Stored data
────────
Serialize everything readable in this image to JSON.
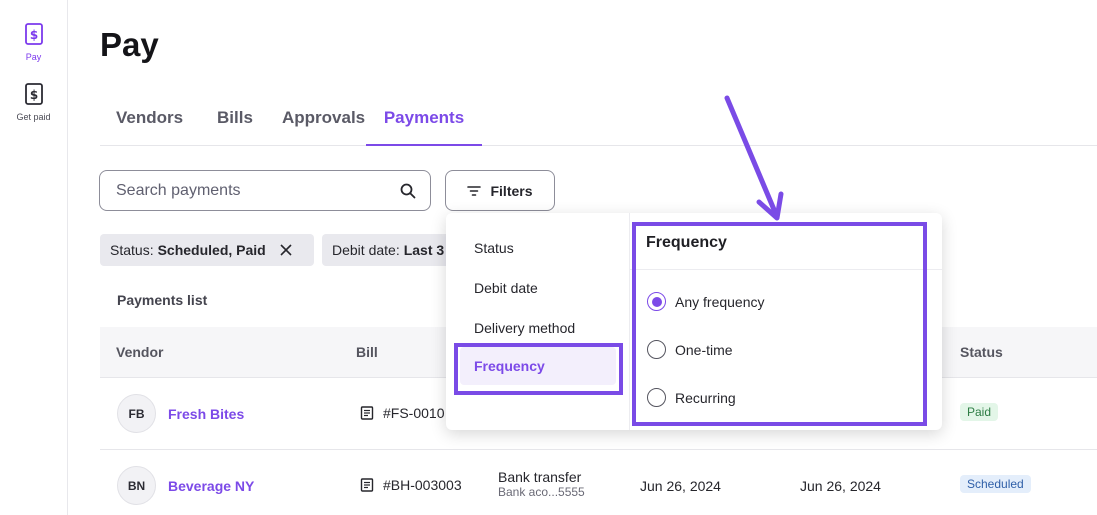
{
  "colors": {
    "accent": "#7c4ae8",
    "highlight": "#7a4be6",
    "paid_bg": "#e3f6e8",
    "scheduled_bg": "#e4eefb"
  },
  "rail": {
    "items": [
      {
        "label": "Pay",
        "icon": "dollar-document-icon",
        "active": true
      },
      {
        "label": "Get paid",
        "icon": "dollar-document-icon",
        "active": false
      }
    ]
  },
  "header": {
    "title": "Pay"
  },
  "tabs": [
    {
      "label": "Vendors"
    },
    {
      "label": "Bills"
    },
    {
      "label": "Approvals"
    },
    {
      "label": "Payments",
      "active": true
    }
  ],
  "search": {
    "placeholder": "Search payments",
    "icon": "search-icon"
  },
  "filters_button": {
    "label": "Filters",
    "icon": "filter-lines-icon"
  },
  "chips": [
    {
      "prefix": "Status:",
      "value": "Scheduled, Paid"
    },
    {
      "prefix": "Debit date:",
      "value": "Last 3"
    }
  ],
  "list_label": "Payments list",
  "table": {
    "headers": {
      "vendor": "Vendor",
      "bill": "Bill",
      "status": "Status"
    },
    "rows": [
      {
        "initials": "FB",
        "vendor": "Fresh Bites",
        "bill": "#FS-0010",
        "status": "Paid"
      },
      {
        "initials": "BN",
        "vendor": "Beverage NY",
        "bill": "#BH-003003",
        "method": "Bank transfer",
        "account": "Bank aco...5555",
        "debit_date": "Jun 26, 2024",
        "delivery_date": "Jun 26, 2024",
        "status": "Scheduled"
      }
    ]
  },
  "filter_menu": {
    "categories": [
      "Status",
      "Debit date",
      "Delivery method",
      "Frequency"
    ],
    "active_category": "Frequency",
    "panel_title": "Frequency",
    "options": [
      {
        "label": "Any frequency",
        "selected": true
      },
      {
        "label": "One-time",
        "selected": false
      },
      {
        "label": "Recurring",
        "selected": false
      }
    ]
  }
}
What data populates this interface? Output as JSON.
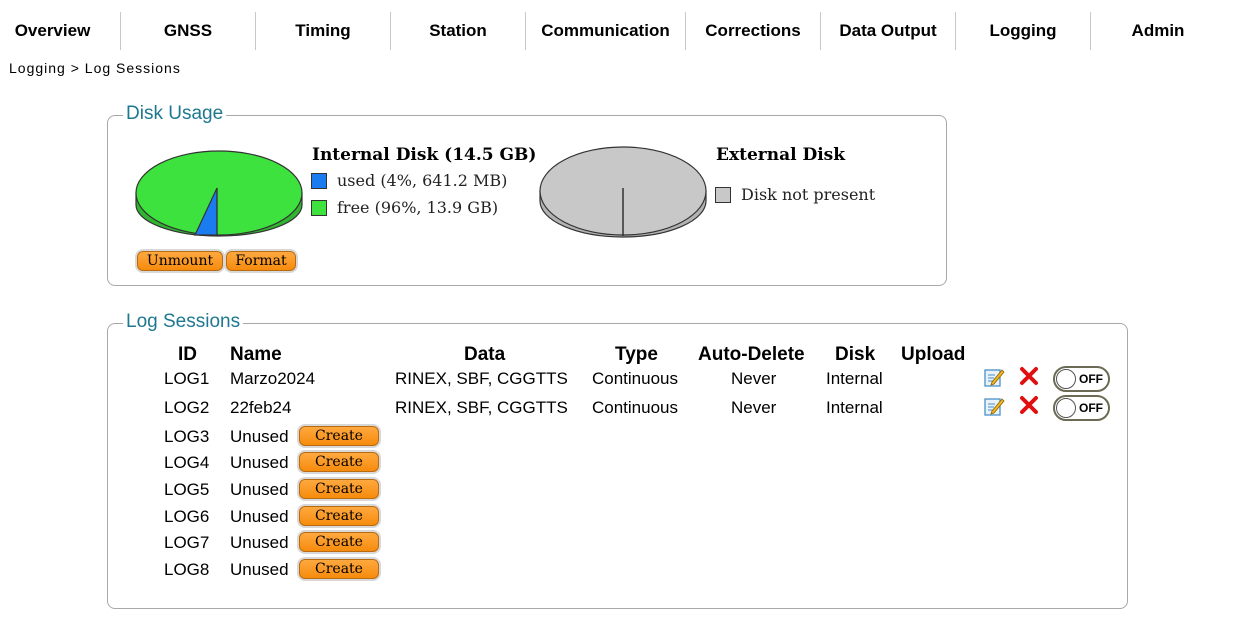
{
  "nav": {
    "items": [
      "Overview",
      "GNSS",
      "Timing",
      "Station",
      "Communication",
      "Corrections",
      "Data Output",
      "Logging",
      "Admin"
    ]
  },
  "breadcrumb": "Logging > Log Sessions",
  "disk_usage": {
    "legend": "Disk Usage",
    "internal": {
      "title": "Internal Disk (14.5 GB)",
      "used_label": "used (4%, 641.2 MB)",
      "free_label": "free (96%, 13.9 GB)",
      "used_fraction": 0.04,
      "used_color": "#1b7cf0",
      "free_color": "#3ee23e"
    },
    "external": {
      "title": "External Disk",
      "status_label": "Disk not present",
      "color": "#c8c8c8"
    },
    "buttons": {
      "unmount": "Unmount",
      "format": "Format"
    }
  },
  "log_sessions": {
    "legend": "Log Sessions",
    "headers": {
      "id": "ID",
      "name": "Name",
      "data": "Data",
      "type": "Type",
      "auto_delete": "Auto-Delete",
      "disk": "Disk",
      "upload": "Upload"
    },
    "active_rows": [
      {
        "id": "LOG1",
        "name": "Marzo2024",
        "data": "RINEX, SBF, CGGTTS",
        "type": "Continuous",
        "auto_delete": "Never",
        "disk": "Internal",
        "upload": "",
        "toggle": "OFF"
      },
      {
        "id": "LOG2",
        "name": "22feb24",
        "data": "RINEX, SBF, CGGTTS",
        "type": "Continuous",
        "auto_delete": "Never",
        "disk": "Internal",
        "upload": "",
        "toggle": "OFF"
      }
    ],
    "unused_rows": [
      {
        "id": "LOG3",
        "name": "Unused",
        "button": "Create"
      },
      {
        "id": "LOG4",
        "name": "Unused",
        "button": "Create"
      },
      {
        "id": "LOG5",
        "name": "Unused",
        "button": "Create"
      },
      {
        "id": "LOG6",
        "name": "Unused",
        "button": "Create"
      },
      {
        "id": "LOG7",
        "name": "Unused",
        "button": "Create"
      },
      {
        "id": "LOG8",
        "name": "Unused",
        "button": "Create"
      }
    ],
    "icons": {
      "edit": "edit-icon",
      "delete": "delete-icon"
    }
  },
  "colors": {
    "legend_text": "#1f7891",
    "button_orange": "#f68b0c",
    "delete_red": "#e01010"
  }
}
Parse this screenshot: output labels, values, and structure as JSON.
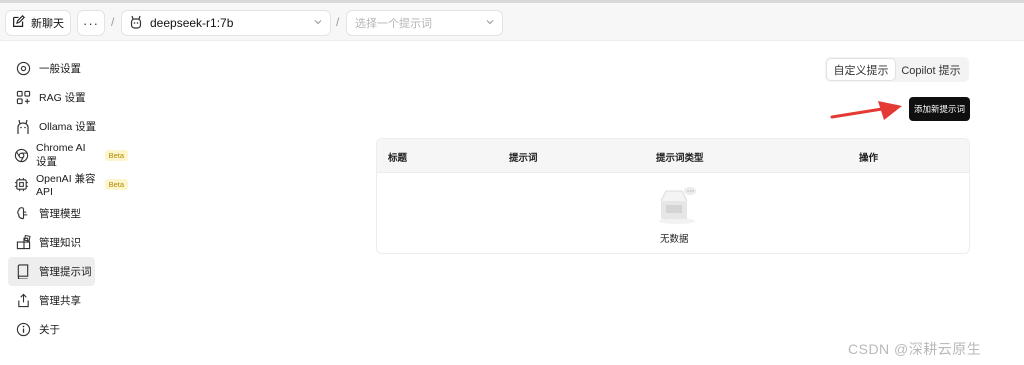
{
  "header": {
    "new_chat_label": "新聊天",
    "more_label": "···",
    "separator": "/",
    "model_select": {
      "value": "deepseek-r1:7b"
    },
    "prompt_select": {
      "placeholder": "选择一个提示词"
    }
  },
  "sidebar": {
    "items": [
      {
        "label": "一般设置",
        "icon": "settings-icon"
      },
      {
        "label": "RAG 设置",
        "icon": "rag-icon"
      },
      {
        "label": "Ollama 设置",
        "icon": "ollama-icon"
      },
      {
        "label": "Chrome AI 设置",
        "icon": "chrome-icon",
        "badge": "Beta"
      },
      {
        "label": "OpenAI 兼容 API",
        "icon": "chip-icon",
        "badge": "Beta"
      },
      {
        "label": "管理模型",
        "icon": "brain-icon"
      },
      {
        "label": "管理知识",
        "icon": "blocks-icon"
      },
      {
        "label": "管理提示词",
        "icon": "book-icon",
        "active": true
      },
      {
        "label": "管理共享",
        "icon": "share-icon"
      },
      {
        "label": "关于",
        "icon": "info-icon"
      }
    ]
  },
  "tabs": {
    "custom": "自定义提示",
    "copilot": "Copilot 提示"
  },
  "add_prompt_label": "添加新提示词",
  "table": {
    "columns": [
      "标题",
      "提示词",
      "提示词类型",
      "操作"
    ],
    "empty_text": "无数据"
  },
  "watermark": "CSDN @深耕云原生",
  "colors": {
    "accent_dark": "#0f0f0f",
    "arrow_red": "#e53935",
    "beta_bg": "#fdf6cc",
    "beta_text": "#b08a00"
  }
}
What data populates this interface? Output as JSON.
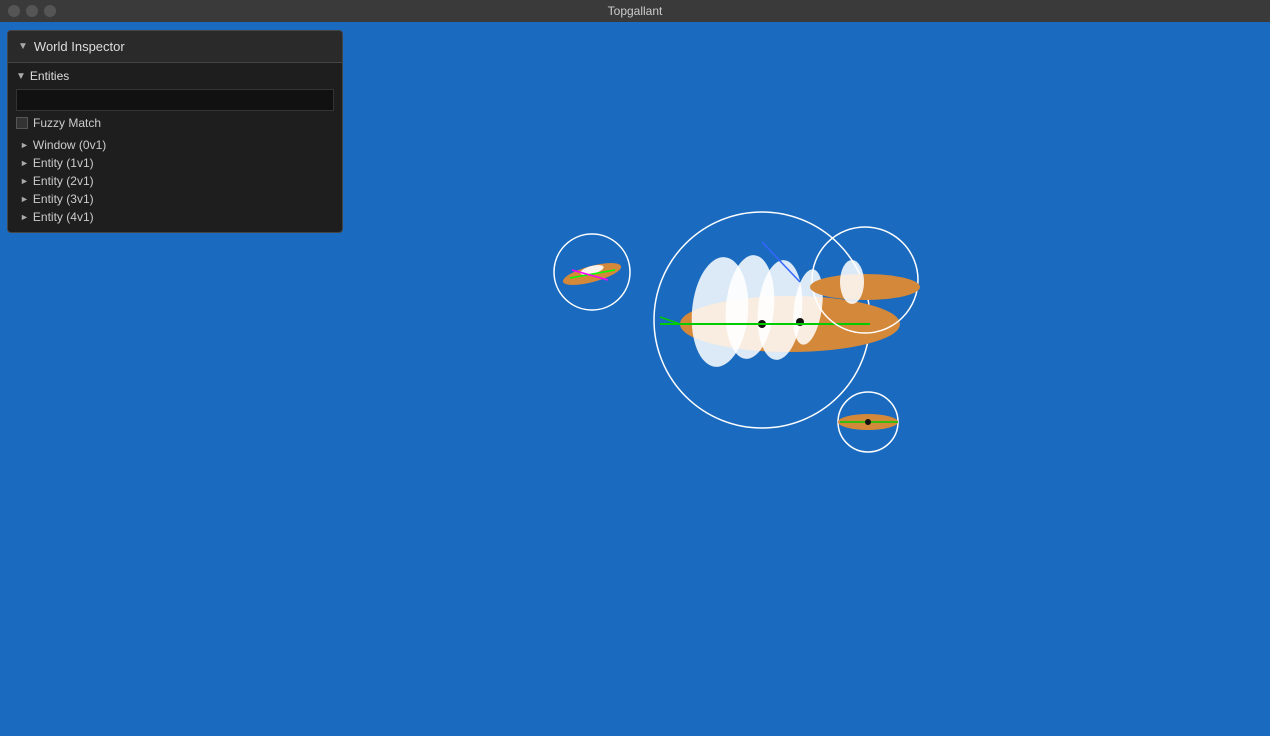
{
  "titlebar": {
    "title": "Topgallant"
  },
  "inspector": {
    "title": "World Inspector",
    "header_arrow": "▼",
    "entities_label": "Entities",
    "entities_arrow": "▼",
    "search_placeholder": "",
    "fuzzy_label": "Fuzzy Match",
    "items": [
      {
        "label": "Window (0v1)",
        "arrow": "►"
      },
      {
        "label": "Entity (1v1)",
        "arrow": "►"
      },
      {
        "label": "Entity (2v1)",
        "arrow": "►"
      },
      {
        "label": "Entity (3v1)",
        "arrow": "►"
      },
      {
        "label": "Entity (4v1)",
        "arrow": "►"
      }
    ]
  },
  "canvas": {
    "background": "#1a6bbf"
  }
}
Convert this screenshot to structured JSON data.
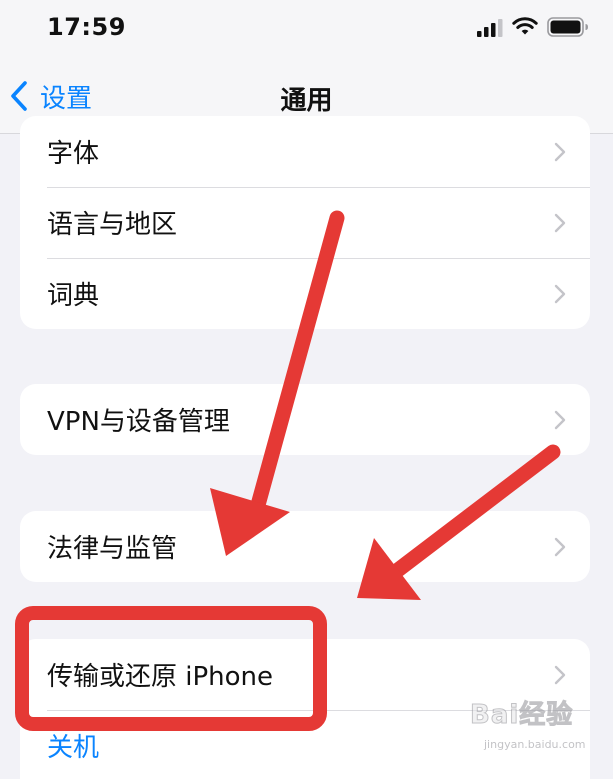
{
  "status_bar": {
    "time": "17:59"
  },
  "nav": {
    "back_label": "设置",
    "title": "通用"
  },
  "groups": [
    {
      "rows": [
        {
          "label": "字体"
        },
        {
          "label": "语言与地区"
        },
        {
          "label": "词典"
        }
      ]
    },
    {
      "rows": [
        {
          "label": "VPN与设备管理"
        }
      ]
    },
    {
      "rows": [
        {
          "label": "法律与监管"
        }
      ]
    },
    {
      "rows": [
        {
          "label": "传输或还原 iPhone"
        },
        {
          "label": "关机"
        }
      ]
    }
  ],
  "watermark": {
    "text": "Bai经验",
    "url": "jingyan.baidu.com"
  },
  "colors": {
    "accent": "#0a84ff",
    "annotation_red": "#e53935",
    "background": "#f2f2f7"
  },
  "icons": {
    "back": "chevron-left-icon",
    "disclosure": "chevron-right-icon",
    "signal": "cellular-signal-icon",
    "wifi": "wifi-icon",
    "battery": "battery-icon"
  }
}
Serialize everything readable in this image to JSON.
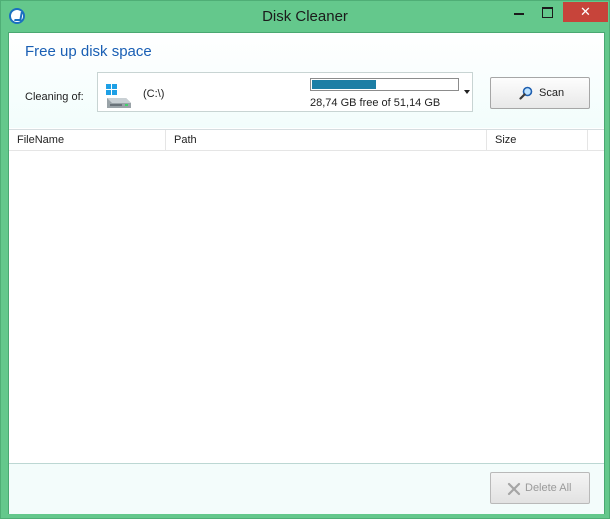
{
  "window": {
    "title": "Disk Cleaner",
    "close_glyph": "✕",
    "icons": {
      "app": "app-logo-icon",
      "minimize": "minimize-icon",
      "maximize": "maximize-icon",
      "close": "close-icon"
    }
  },
  "header": {
    "title": "Free up disk space",
    "cleaning_label": "Cleaning of:"
  },
  "drive": {
    "name": "(C:\\)",
    "free_text": "28,74 GB free of 51,14 GB",
    "used_fraction": 0.44,
    "icon": "drive-icon"
  },
  "scan_button": {
    "label": "Scan",
    "icon": "magnifier-icon"
  },
  "table": {
    "columns": [
      "FileName",
      "Path",
      "Size"
    ],
    "rows": []
  },
  "delete_button": {
    "label": "Delete All",
    "icon": "delete-x-icon",
    "enabled": false
  },
  "colors": {
    "frame": "#64c88c",
    "title_accent": "#1a5fb4",
    "progress": "#1c7ea5",
    "close": "#c7443a"
  }
}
────────
* _Task details_: Without any pictures, reproduce exactly the lines from the line that contains "Convert this screenshot" to the end of the entries above, both ends included.

* _Task answer_:
Convert this screenshot to structured JSON data.
{
  "status_bar": {
    "time": "17:59"
  },
  "nav": {
    "back_label": "设置",
    "title": "通用"
  },
  "groups": [
    {
      "rows": [
        {
          "label": "字体"
        },
        {
          "label": "语言与地区"
        },
        {
          "label": "词典"
        }
      ]
    },
    {
      "rows": [
        {
          "label": "VPN与设备管理"
        }
      ]
    },
    {
      "rows": [
        {
          "label": "法律与监管"
        }
      ]
    },
    {
      "rows": [
        {
          "label": "传输或还原 iPhone"
        },
        {
          "label": "关机"
        }
      ]
    }
  ],
  "watermark": {
    "text": "Bai经验",
    "url": "jingyan.baidu.com"
  },
  "colors": {
    "accent": "#0a84ff",
    "annotation_red": "#e53935",
    "background": "#f2f2f7"
  },
  "icons": {
    "back": "chevron-left-icon",
    "disclosure": "chevron-right-icon",
    "signal": "cellular-signal-icon",
    "wifi": "wifi-icon",
    "battery": "battery-icon"
  }
}
Serialize everything readable in this image to JSON.
{
  "window": {
    "title": "Disk Cleaner",
    "close_glyph": "✕",
    "icons": {
      "app": "app-logo-icon",
      "minimize": "minimize-icon",
      "maximize": "maximize-icon",
      "close": "close-icon"
    }
  },
  "header": {
    "title": "Free up disk space",
    "cleaning_label": "Cleaning of:"
  },
  "drive": {
    "name": "(C:\\)",
    "free_text": "28,74 GB free of 51,14 GB",
    "used_fraction": 0.44,
    "icon": "drive-icon"
  },
  "scan_button": {
    "label": "Scan",
    "icon": "magnifier-icon"
  },
  "table": {
    "columns": [
      "FileName",
      "Path",
      "Size"
    ],
    "rows": []
  },
  "delete_button": {
    "label": "Delete All",
    "icon": "delete-x-icon",
    "enabled": false
  },
  "colors": {
    "frame": "#64c88c",
    "title_accent": "#1a5fb4",
    "progress": "#1c7ea5",
    "close": "#c7443a"
  }
}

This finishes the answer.